:: Exercise requirements ::
Work out how many lines of the listing hold "person", then state only that count.

--- START OF Exercise materials ---

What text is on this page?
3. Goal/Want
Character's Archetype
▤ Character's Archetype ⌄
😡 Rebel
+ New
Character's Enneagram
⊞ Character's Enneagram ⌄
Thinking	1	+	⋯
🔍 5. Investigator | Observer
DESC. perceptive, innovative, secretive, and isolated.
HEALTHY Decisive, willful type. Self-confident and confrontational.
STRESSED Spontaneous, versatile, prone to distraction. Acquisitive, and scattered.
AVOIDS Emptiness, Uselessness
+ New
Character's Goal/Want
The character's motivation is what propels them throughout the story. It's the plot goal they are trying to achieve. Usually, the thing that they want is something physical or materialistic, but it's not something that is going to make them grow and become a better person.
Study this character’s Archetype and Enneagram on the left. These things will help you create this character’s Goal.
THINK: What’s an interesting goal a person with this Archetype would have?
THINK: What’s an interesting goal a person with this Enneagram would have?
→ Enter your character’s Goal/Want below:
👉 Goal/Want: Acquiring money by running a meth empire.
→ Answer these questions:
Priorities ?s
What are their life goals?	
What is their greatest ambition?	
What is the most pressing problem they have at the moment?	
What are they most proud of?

--- END OF Exercise materials ---

:: Answer to this task ::
3